Find the lines that hold the word "your" and return them.
======== ROWS
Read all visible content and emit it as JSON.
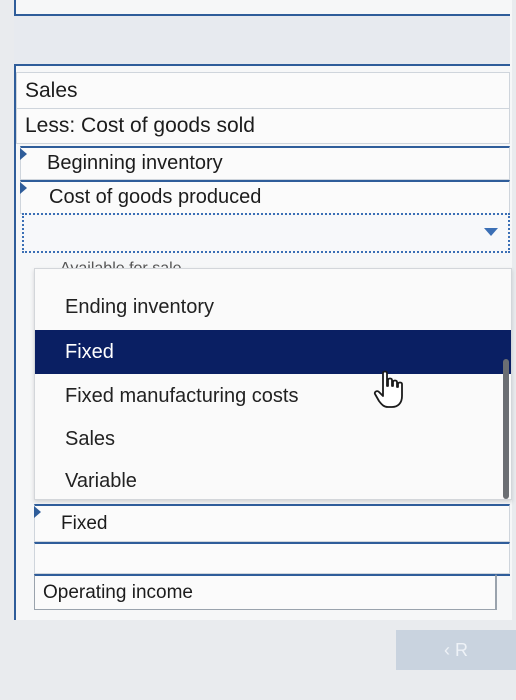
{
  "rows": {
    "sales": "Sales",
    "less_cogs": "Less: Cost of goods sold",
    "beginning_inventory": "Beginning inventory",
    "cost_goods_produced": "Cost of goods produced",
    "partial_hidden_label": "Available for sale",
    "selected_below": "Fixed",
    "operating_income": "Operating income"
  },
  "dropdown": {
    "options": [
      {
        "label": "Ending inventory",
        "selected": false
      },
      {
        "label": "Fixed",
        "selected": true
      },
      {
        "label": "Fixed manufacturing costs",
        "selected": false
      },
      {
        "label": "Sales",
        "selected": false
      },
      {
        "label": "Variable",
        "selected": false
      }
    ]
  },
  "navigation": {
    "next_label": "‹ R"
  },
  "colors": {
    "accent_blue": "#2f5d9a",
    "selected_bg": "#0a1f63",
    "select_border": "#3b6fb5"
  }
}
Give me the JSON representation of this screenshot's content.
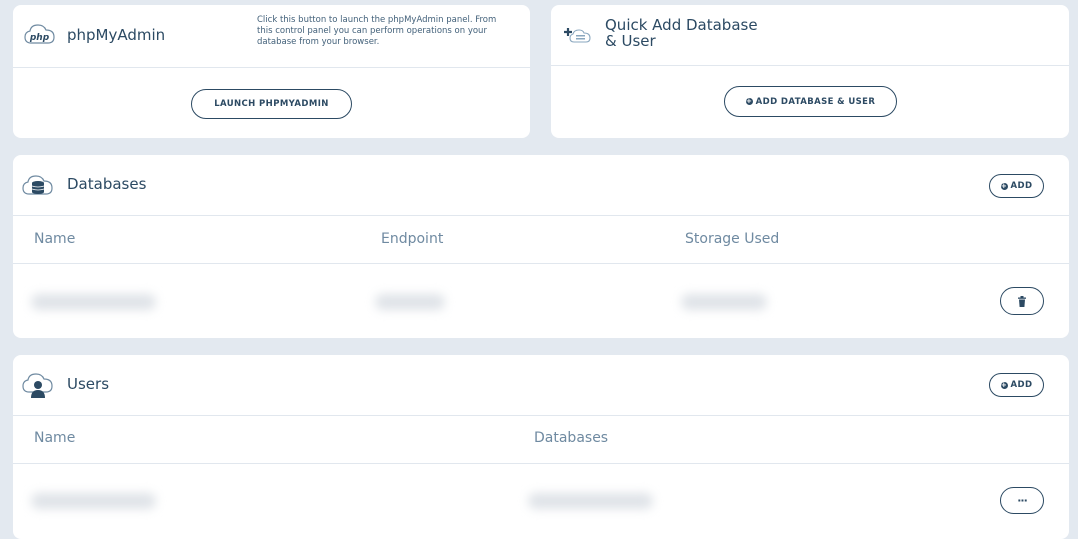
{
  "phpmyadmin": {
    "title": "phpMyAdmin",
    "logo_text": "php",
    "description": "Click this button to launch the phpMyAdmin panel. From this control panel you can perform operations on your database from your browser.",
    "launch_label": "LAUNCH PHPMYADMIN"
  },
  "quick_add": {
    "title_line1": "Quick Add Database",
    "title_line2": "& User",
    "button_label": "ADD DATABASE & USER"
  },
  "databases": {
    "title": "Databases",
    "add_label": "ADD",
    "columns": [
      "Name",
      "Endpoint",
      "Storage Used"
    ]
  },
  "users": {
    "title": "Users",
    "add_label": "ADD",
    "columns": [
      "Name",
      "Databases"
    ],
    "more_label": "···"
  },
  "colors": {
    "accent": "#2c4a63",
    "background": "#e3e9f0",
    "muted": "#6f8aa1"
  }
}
================
======== ROWS
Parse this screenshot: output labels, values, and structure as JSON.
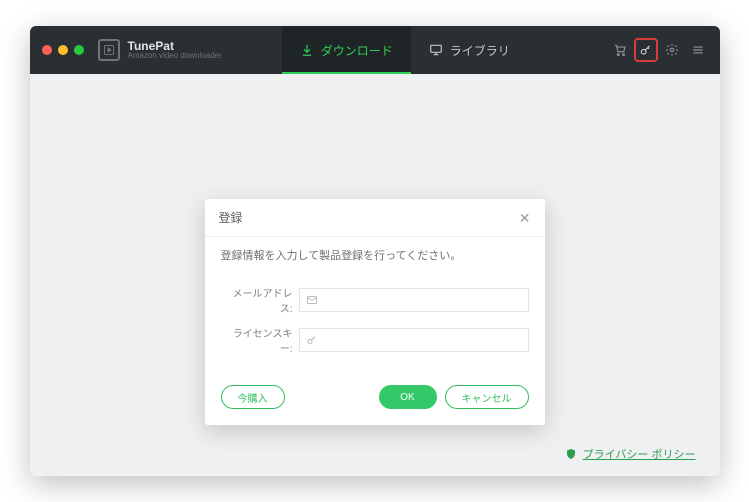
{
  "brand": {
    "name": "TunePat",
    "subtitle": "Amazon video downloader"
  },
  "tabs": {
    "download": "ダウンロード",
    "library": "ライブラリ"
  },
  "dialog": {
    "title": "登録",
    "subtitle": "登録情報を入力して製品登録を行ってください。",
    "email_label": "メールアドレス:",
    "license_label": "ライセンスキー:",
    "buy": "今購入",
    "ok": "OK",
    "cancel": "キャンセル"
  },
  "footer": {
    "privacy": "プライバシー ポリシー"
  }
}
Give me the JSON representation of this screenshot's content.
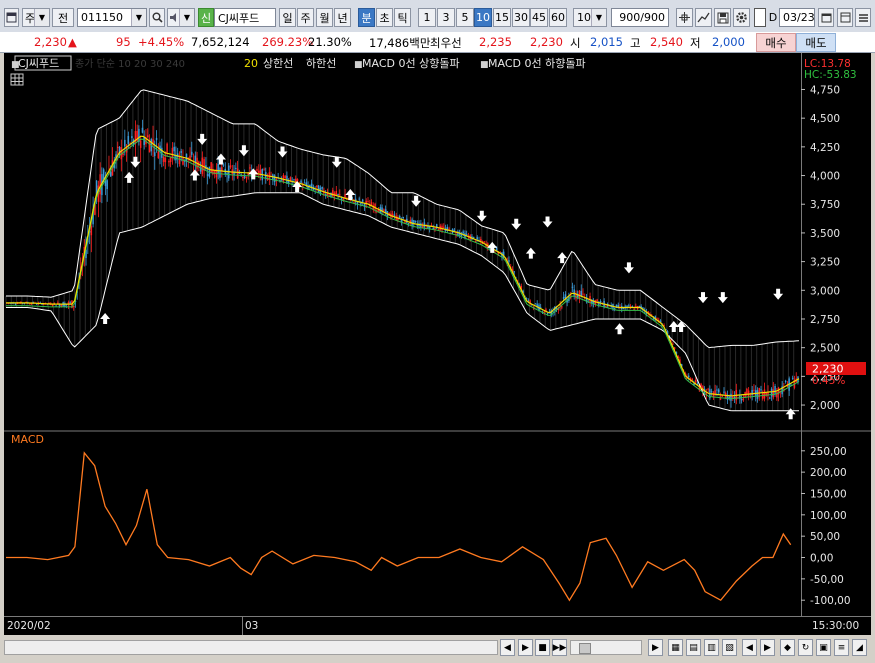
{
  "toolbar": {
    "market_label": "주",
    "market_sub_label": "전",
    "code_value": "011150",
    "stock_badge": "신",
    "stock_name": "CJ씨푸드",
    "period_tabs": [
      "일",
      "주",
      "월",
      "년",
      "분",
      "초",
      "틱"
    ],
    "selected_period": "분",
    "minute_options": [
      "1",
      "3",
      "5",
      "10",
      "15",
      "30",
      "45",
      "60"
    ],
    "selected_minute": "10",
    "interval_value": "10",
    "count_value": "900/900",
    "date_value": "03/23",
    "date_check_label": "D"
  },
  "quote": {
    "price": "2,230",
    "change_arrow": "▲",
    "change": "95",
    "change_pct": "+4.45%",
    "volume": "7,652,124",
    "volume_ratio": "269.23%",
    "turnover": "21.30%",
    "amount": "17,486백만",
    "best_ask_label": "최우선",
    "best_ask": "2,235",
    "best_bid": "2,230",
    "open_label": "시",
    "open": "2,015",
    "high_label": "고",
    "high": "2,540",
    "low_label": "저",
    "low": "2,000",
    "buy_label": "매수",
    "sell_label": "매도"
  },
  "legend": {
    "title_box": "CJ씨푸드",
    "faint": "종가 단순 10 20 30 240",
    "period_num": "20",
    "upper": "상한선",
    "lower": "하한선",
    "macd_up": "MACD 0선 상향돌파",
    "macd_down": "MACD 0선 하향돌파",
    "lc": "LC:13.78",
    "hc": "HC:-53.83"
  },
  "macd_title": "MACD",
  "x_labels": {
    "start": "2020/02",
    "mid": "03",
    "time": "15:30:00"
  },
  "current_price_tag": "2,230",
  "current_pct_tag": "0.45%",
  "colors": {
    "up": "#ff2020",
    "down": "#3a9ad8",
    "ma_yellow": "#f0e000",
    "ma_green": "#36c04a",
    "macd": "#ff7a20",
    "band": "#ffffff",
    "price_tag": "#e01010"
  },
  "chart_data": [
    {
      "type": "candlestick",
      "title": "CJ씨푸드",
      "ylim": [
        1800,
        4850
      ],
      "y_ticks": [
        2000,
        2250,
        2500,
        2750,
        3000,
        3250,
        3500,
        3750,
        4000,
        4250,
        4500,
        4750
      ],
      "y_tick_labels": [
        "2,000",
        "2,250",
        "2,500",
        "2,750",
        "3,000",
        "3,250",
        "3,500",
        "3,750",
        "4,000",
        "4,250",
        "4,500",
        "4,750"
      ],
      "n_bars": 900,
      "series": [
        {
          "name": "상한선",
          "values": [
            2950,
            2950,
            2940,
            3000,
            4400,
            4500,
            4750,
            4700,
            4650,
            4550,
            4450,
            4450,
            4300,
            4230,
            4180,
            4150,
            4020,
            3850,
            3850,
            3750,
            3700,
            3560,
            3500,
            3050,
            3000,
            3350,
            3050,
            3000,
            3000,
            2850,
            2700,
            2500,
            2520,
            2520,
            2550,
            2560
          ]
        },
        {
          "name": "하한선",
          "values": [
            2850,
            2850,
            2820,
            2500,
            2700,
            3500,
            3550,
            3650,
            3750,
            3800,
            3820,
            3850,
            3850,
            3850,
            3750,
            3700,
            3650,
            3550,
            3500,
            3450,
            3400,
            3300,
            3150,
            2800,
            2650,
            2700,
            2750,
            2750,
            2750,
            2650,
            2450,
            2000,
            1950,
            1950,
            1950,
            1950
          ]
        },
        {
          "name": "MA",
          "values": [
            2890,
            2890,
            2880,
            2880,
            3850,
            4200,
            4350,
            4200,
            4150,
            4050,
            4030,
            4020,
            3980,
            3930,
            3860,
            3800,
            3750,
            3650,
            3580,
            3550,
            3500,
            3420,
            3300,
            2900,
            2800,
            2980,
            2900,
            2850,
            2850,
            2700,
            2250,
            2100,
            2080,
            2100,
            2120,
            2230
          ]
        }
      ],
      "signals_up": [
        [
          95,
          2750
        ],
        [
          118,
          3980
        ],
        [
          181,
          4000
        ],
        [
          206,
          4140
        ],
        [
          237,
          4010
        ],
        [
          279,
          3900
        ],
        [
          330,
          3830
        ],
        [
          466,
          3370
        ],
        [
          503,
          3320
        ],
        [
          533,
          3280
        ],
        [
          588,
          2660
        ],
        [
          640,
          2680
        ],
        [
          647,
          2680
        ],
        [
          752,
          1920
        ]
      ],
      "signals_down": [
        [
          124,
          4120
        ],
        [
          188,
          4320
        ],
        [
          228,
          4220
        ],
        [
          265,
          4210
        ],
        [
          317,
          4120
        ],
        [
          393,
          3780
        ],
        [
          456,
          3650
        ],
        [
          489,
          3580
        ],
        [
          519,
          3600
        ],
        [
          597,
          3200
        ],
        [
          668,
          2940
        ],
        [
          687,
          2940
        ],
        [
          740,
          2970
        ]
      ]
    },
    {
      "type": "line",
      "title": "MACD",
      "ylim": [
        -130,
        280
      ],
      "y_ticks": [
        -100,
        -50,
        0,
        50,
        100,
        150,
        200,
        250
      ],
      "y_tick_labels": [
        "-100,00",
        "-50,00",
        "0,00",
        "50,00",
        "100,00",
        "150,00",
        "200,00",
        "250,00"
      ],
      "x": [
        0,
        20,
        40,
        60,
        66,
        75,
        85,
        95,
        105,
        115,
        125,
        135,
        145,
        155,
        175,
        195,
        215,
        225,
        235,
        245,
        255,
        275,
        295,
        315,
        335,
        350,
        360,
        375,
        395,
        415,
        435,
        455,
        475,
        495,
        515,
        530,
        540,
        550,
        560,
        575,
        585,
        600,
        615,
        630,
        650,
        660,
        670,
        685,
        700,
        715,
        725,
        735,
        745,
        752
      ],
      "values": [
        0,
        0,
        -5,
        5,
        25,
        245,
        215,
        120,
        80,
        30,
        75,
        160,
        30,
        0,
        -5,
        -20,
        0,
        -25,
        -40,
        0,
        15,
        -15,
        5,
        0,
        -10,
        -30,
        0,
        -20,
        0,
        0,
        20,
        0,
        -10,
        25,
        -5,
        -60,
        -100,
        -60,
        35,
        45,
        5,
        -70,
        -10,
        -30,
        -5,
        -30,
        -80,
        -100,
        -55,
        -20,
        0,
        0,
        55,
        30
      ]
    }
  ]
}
================
======== ROWS
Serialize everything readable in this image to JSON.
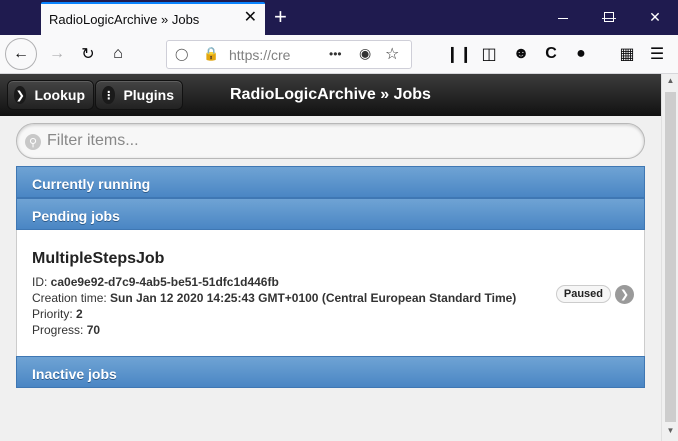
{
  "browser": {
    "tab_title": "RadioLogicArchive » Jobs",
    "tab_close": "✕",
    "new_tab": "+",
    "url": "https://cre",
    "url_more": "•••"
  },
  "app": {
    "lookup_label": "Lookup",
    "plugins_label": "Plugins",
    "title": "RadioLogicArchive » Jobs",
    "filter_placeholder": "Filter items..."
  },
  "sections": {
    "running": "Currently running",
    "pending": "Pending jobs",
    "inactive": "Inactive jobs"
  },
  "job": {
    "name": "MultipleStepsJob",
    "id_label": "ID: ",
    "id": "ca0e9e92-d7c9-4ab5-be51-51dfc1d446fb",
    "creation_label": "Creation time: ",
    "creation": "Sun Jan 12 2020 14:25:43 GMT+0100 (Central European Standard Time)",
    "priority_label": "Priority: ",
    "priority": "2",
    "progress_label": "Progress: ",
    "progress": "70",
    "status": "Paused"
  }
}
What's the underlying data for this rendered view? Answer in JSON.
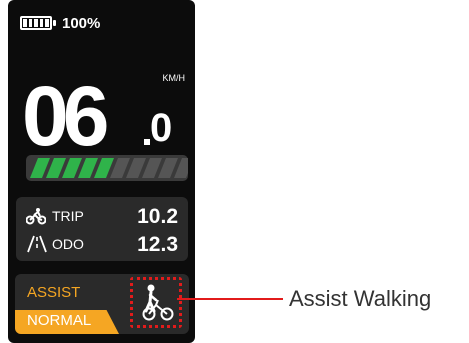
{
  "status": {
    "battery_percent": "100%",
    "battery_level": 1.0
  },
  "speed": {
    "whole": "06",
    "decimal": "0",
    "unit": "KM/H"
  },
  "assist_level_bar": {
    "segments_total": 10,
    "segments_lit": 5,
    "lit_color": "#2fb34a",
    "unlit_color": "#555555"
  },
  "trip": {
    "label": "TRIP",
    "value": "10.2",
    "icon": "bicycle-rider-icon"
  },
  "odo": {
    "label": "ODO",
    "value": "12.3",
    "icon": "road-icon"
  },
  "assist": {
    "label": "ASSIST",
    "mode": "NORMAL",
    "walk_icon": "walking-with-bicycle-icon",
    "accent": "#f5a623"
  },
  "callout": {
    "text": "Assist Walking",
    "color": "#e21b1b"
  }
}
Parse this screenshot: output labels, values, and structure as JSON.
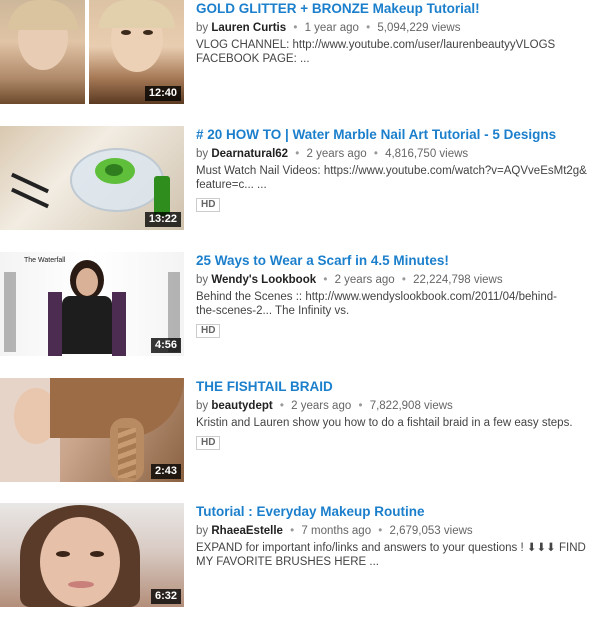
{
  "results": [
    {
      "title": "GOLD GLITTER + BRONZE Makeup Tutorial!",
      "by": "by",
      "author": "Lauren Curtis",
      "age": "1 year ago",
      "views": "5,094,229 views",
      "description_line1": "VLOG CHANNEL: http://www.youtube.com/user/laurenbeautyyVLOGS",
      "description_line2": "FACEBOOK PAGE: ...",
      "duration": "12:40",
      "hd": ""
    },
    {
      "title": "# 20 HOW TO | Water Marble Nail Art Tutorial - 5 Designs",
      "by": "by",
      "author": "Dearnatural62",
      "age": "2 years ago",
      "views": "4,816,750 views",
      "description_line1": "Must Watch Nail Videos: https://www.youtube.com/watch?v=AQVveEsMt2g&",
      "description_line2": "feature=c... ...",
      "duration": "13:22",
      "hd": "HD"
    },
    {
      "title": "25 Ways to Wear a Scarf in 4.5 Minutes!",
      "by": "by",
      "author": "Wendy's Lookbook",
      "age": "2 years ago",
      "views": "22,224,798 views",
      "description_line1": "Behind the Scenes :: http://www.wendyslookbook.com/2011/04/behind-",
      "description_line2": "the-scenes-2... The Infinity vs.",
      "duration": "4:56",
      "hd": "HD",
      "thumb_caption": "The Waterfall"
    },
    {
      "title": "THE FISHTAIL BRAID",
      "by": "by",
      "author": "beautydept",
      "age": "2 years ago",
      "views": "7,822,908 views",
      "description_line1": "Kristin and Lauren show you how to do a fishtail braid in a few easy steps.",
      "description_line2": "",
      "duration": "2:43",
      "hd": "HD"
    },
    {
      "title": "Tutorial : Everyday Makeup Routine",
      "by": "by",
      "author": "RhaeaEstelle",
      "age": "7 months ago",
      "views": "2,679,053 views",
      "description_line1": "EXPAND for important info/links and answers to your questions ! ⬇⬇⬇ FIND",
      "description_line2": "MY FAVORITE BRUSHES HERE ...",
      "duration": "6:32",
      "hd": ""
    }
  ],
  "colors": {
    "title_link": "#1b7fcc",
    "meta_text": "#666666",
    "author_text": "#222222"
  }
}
================
§ WRITTEN ANSWER
    "description": "Click this button to launch the phpMyAdmin panel. From this control panel you can perform operations on your database from your browser.",
      "description_line1": "EXPAND for important info/links and answers to your questions ! ⬇⬇⬇ FIND",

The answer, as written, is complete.